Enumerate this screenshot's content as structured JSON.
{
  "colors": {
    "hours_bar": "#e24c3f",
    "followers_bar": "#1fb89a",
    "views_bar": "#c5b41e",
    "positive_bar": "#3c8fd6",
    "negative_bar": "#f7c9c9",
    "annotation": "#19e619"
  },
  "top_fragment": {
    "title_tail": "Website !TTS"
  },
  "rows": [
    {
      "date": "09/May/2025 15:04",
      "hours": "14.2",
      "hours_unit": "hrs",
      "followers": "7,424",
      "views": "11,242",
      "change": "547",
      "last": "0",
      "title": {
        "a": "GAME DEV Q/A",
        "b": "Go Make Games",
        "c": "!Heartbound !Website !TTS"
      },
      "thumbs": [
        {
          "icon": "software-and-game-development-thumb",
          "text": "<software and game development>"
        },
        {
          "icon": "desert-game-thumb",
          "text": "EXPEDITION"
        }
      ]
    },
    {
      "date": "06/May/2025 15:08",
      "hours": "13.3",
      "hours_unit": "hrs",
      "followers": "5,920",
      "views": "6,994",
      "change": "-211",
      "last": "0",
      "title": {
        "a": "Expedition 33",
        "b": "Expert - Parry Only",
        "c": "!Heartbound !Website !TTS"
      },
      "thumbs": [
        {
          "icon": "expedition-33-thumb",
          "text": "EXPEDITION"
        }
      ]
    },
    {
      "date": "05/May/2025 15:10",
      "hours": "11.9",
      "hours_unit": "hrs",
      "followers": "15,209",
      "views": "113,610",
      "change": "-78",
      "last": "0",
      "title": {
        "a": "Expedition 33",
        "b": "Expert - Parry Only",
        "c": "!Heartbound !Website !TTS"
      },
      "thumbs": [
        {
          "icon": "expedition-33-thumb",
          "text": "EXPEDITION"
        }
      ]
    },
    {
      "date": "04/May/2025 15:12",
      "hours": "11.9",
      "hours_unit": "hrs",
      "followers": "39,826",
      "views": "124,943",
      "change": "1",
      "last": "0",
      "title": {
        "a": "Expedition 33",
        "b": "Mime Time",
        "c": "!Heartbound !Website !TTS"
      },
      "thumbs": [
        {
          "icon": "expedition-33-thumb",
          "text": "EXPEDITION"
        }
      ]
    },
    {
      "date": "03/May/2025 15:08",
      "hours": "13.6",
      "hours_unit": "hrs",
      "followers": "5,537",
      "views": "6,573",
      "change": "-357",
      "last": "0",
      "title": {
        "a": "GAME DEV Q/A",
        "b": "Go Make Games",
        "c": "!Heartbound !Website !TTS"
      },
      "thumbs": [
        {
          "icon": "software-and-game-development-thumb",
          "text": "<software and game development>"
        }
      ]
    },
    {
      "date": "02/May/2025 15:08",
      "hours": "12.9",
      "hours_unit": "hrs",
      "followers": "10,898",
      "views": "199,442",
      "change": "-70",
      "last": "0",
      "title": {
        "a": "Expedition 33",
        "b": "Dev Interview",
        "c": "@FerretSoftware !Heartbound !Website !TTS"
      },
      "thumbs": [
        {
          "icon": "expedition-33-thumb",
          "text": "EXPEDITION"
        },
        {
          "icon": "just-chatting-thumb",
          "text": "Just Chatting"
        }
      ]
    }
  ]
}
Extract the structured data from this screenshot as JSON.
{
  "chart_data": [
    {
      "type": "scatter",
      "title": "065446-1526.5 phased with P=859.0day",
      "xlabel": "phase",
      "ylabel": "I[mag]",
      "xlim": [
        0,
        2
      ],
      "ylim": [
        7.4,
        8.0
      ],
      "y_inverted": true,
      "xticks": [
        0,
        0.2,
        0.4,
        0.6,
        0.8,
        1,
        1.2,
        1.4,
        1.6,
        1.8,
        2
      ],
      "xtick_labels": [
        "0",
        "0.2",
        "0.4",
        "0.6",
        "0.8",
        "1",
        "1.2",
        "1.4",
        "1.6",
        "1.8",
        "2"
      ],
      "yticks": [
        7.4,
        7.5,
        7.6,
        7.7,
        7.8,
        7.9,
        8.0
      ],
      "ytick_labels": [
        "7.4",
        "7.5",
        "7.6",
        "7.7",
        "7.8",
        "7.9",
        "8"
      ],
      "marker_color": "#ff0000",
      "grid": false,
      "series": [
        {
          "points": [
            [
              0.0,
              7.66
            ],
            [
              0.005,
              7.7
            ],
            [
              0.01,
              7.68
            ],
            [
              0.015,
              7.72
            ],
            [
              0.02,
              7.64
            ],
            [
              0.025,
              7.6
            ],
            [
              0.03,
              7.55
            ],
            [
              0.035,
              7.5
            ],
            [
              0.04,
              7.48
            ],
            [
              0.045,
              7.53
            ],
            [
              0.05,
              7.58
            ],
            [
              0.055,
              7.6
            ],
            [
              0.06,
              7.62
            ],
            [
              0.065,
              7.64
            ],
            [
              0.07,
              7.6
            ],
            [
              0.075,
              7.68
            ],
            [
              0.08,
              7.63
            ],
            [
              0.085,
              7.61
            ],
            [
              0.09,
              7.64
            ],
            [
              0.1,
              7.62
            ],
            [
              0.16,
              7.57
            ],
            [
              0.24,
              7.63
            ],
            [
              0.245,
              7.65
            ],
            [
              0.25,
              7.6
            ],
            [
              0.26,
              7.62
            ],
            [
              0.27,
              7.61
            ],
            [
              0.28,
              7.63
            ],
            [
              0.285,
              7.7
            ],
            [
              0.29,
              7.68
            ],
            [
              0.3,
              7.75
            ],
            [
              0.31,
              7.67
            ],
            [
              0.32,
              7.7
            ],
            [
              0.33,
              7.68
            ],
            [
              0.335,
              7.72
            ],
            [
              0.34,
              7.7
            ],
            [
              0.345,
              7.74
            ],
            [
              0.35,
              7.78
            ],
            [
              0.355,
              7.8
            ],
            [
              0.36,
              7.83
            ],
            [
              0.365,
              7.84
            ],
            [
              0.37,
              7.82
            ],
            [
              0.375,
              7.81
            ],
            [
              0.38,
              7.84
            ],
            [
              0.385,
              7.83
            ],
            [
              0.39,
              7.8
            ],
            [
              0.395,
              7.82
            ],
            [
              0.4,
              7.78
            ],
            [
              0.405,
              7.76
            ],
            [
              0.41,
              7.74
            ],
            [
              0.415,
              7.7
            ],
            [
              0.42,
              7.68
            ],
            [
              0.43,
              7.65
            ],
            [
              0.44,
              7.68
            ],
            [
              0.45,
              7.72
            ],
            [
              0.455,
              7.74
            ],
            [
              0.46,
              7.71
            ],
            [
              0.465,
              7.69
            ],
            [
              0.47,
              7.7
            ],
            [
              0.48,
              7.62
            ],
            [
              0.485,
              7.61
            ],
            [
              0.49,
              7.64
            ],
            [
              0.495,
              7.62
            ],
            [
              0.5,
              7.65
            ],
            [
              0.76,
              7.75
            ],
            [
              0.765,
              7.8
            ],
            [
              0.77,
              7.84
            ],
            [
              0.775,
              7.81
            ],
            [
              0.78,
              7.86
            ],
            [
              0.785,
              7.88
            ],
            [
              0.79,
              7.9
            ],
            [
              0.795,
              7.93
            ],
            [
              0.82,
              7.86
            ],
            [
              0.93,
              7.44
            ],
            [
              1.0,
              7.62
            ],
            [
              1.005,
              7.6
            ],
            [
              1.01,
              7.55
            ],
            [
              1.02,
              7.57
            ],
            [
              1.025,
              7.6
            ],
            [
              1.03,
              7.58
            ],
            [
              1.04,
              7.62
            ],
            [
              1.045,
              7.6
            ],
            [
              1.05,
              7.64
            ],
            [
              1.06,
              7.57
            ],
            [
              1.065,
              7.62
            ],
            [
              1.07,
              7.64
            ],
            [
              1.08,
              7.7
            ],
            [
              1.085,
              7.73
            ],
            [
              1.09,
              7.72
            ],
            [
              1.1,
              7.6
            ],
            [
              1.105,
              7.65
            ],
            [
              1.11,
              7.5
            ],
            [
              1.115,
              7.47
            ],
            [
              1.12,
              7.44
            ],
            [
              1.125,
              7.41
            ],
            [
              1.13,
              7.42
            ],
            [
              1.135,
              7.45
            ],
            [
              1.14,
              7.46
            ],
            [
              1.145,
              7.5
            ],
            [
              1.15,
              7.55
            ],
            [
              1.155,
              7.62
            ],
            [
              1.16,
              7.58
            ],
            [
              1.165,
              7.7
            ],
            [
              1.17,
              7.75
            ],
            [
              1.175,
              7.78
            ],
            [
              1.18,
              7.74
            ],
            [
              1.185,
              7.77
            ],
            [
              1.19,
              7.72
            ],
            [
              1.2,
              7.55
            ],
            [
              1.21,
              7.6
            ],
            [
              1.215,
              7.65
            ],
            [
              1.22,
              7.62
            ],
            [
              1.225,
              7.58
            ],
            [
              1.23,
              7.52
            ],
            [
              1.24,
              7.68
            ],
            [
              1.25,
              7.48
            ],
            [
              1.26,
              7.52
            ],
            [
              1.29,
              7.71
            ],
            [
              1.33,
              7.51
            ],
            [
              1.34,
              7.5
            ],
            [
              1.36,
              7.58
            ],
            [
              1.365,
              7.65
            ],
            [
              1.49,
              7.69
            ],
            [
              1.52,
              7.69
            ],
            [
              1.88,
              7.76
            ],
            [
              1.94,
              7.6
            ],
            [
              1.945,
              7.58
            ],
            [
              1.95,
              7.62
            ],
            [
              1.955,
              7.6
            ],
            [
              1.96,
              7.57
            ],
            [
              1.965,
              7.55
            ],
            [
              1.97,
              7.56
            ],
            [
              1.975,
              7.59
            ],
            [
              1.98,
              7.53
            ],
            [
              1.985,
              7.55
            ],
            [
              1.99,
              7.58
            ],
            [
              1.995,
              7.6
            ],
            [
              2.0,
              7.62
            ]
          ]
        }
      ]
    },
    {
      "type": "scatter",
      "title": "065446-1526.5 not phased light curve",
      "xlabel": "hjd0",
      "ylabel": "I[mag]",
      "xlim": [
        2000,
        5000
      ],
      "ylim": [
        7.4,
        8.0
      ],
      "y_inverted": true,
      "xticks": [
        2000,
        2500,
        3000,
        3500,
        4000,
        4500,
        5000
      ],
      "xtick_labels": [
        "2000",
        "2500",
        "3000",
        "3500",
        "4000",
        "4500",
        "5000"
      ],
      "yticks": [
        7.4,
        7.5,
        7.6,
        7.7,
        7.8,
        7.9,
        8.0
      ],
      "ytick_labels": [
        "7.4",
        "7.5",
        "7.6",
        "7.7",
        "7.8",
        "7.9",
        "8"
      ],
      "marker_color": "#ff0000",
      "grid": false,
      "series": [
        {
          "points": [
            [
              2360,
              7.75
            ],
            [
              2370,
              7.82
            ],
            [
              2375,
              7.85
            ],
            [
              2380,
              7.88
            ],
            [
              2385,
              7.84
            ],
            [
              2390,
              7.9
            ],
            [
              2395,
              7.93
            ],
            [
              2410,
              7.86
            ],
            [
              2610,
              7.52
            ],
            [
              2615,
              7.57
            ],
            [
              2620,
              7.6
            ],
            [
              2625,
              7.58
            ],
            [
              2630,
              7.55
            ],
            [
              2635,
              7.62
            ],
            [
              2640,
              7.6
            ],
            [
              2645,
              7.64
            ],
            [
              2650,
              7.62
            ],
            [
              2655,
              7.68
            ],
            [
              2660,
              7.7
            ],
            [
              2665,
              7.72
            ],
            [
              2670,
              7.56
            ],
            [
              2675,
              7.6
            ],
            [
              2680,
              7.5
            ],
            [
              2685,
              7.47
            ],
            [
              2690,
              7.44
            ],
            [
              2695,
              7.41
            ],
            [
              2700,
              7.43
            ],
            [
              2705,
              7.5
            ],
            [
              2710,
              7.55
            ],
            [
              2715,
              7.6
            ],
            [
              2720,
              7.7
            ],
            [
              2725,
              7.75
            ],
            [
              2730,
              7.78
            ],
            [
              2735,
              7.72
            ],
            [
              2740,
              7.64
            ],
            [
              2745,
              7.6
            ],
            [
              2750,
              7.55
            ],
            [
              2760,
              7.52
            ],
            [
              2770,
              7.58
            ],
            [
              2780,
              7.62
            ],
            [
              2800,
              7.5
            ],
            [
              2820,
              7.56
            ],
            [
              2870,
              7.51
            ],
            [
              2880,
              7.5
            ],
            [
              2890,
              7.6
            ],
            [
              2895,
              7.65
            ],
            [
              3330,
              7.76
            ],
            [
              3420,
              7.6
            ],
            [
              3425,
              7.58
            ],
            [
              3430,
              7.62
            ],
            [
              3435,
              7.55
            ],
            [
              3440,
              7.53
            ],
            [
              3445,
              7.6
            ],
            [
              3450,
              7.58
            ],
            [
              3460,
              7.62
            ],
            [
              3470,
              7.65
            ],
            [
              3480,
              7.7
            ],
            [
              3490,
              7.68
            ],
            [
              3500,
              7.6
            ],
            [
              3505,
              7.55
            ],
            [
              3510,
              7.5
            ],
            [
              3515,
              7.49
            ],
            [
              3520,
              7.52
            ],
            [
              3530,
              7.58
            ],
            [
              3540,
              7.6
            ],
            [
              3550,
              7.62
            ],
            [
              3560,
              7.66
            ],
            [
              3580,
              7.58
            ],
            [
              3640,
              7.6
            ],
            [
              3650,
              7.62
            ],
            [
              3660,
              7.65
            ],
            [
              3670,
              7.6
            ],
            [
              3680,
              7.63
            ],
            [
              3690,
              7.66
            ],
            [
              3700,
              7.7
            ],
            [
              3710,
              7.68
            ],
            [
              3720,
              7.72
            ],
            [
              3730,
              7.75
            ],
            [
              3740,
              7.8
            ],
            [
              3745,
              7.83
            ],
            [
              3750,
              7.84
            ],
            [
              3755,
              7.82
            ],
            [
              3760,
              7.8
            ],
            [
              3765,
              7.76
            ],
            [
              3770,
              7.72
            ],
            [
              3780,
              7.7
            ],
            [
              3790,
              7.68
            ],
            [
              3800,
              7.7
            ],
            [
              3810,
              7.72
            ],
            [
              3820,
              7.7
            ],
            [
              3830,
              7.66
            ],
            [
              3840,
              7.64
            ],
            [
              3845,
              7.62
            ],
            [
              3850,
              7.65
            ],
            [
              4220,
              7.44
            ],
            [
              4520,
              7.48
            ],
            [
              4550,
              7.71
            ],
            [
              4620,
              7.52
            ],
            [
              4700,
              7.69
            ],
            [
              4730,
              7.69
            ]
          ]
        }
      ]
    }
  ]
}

→ **Aim of the task**:
Take each line of the material that contains the word "change" and list it.

→ **Right answer**:
      "change": "547",
      "change": "-211",
      "change": "-78",
      "change": "1",
      "change": "-357",
      "change": "-70",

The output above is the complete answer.